● Exercise
Where does the string "Extract" appear? Copy every line of the entries below that holds it.

########################################

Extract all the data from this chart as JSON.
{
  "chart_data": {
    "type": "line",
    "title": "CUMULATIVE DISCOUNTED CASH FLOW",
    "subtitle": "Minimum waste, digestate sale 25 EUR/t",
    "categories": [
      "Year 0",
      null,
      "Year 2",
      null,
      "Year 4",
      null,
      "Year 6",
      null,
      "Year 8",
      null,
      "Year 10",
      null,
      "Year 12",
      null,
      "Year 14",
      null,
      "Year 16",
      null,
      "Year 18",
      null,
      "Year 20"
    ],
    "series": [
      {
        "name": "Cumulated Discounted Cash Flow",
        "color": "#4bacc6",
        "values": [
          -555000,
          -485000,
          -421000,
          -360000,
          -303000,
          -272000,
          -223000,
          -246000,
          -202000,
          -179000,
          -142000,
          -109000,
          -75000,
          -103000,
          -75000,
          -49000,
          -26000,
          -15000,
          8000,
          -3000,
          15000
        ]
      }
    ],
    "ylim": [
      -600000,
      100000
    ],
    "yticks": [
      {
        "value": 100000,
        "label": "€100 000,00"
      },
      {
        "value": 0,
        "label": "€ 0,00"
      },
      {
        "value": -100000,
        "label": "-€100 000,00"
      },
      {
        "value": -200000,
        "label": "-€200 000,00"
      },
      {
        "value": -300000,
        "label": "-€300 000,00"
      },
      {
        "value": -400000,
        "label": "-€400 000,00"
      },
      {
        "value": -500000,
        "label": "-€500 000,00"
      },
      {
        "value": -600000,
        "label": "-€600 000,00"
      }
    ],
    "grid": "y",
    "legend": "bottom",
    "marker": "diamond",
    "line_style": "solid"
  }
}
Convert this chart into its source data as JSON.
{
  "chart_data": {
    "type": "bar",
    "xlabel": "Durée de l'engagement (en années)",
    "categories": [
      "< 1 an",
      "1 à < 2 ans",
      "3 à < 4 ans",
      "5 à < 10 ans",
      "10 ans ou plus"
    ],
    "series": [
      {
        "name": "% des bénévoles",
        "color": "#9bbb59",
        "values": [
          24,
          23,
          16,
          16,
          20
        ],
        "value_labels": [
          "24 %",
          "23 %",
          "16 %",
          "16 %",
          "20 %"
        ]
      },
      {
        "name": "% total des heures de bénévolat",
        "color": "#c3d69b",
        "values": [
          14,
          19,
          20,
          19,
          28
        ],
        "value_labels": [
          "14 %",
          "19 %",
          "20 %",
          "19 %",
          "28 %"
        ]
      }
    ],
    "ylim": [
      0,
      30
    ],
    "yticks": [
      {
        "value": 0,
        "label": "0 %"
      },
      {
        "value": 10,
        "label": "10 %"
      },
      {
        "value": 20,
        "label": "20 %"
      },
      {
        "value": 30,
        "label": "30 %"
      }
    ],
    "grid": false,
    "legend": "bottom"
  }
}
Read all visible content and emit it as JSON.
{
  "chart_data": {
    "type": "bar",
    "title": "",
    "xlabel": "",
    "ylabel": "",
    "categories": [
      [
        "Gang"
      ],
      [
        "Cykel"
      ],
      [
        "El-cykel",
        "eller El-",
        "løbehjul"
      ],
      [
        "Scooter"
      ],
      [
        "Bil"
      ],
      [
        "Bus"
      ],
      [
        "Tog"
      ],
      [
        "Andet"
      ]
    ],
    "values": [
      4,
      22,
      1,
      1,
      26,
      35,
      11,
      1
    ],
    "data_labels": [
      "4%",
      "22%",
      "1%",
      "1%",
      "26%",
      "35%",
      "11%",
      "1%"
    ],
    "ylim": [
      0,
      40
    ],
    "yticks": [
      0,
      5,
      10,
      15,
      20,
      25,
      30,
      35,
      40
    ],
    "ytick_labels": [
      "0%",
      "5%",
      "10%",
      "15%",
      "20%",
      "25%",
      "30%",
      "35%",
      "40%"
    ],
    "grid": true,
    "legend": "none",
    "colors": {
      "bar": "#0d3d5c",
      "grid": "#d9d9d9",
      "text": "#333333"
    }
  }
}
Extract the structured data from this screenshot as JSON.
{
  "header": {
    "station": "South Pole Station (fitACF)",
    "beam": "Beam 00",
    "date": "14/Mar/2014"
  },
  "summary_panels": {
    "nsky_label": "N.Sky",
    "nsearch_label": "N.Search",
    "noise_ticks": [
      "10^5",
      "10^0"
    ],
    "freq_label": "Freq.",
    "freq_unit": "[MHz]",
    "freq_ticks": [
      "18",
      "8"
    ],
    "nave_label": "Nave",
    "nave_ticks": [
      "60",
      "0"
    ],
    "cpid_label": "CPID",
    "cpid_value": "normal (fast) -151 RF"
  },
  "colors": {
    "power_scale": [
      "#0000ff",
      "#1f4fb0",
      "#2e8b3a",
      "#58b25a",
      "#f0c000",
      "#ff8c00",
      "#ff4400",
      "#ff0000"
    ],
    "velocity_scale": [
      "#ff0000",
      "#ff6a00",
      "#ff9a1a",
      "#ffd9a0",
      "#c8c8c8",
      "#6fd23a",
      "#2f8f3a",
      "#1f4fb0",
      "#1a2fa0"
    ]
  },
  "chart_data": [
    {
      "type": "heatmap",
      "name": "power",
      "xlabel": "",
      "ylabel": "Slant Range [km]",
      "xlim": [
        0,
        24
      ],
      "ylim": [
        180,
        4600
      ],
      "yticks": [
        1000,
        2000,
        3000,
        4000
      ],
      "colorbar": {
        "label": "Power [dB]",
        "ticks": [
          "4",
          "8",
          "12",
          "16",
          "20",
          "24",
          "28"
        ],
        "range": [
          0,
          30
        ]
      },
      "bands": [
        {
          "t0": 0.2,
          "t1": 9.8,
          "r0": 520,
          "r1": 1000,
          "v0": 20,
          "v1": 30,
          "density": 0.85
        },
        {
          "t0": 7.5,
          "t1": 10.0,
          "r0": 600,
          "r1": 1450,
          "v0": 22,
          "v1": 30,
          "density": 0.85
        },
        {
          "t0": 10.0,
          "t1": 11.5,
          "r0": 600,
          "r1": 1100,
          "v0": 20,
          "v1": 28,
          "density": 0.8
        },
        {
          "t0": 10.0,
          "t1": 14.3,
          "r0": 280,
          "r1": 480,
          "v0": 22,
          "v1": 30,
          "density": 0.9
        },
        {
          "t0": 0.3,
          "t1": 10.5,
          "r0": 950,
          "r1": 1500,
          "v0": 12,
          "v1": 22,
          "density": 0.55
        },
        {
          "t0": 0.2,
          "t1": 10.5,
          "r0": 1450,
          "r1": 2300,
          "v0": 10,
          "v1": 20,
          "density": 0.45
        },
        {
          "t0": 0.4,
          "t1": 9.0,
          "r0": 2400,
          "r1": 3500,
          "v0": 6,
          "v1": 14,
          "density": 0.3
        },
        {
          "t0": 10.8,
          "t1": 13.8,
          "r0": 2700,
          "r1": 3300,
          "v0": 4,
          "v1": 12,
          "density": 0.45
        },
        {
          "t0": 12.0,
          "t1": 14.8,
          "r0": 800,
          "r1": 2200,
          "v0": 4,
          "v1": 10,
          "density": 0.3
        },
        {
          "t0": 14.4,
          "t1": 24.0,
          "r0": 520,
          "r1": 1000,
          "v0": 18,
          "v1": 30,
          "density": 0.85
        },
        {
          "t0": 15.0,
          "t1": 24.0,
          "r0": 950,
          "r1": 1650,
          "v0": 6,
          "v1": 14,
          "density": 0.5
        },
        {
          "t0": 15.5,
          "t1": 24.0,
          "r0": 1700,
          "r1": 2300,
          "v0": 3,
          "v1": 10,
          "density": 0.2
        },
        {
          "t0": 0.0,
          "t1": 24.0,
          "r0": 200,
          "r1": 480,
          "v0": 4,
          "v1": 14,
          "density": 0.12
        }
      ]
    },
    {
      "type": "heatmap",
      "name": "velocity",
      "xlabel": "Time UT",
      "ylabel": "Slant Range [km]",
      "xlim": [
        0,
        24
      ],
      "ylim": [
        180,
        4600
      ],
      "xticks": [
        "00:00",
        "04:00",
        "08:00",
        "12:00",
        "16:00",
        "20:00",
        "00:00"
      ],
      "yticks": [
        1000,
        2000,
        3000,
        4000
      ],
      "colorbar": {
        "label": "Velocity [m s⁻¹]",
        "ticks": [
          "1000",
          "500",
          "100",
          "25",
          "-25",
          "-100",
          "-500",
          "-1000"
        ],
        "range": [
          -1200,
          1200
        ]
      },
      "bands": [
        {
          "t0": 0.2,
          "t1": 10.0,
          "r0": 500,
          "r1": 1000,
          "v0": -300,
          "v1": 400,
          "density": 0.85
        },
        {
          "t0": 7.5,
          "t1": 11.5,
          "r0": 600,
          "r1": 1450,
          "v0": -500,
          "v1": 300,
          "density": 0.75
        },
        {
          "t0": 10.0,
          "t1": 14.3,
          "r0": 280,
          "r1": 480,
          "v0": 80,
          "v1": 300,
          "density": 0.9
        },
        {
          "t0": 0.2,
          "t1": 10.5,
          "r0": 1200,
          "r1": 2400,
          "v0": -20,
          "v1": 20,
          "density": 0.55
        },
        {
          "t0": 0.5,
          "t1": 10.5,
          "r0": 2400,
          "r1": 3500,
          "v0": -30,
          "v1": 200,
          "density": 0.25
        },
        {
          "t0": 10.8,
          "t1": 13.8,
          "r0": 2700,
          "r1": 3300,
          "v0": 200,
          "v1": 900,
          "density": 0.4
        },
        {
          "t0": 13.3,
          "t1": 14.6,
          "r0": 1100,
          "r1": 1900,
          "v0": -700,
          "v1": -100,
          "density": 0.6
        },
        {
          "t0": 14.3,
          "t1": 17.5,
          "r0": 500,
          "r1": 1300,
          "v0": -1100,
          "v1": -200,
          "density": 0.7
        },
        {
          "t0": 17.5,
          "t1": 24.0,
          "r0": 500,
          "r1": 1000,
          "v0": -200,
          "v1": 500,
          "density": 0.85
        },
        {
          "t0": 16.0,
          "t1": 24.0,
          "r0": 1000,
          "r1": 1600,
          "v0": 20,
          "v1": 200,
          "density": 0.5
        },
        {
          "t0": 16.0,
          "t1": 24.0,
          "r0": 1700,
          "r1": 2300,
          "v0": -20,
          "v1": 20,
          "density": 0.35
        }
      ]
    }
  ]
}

########################################

● Exercise solution
Extract all the data from this chart as JSON.
Extract the structured data from this screenshot as JSON.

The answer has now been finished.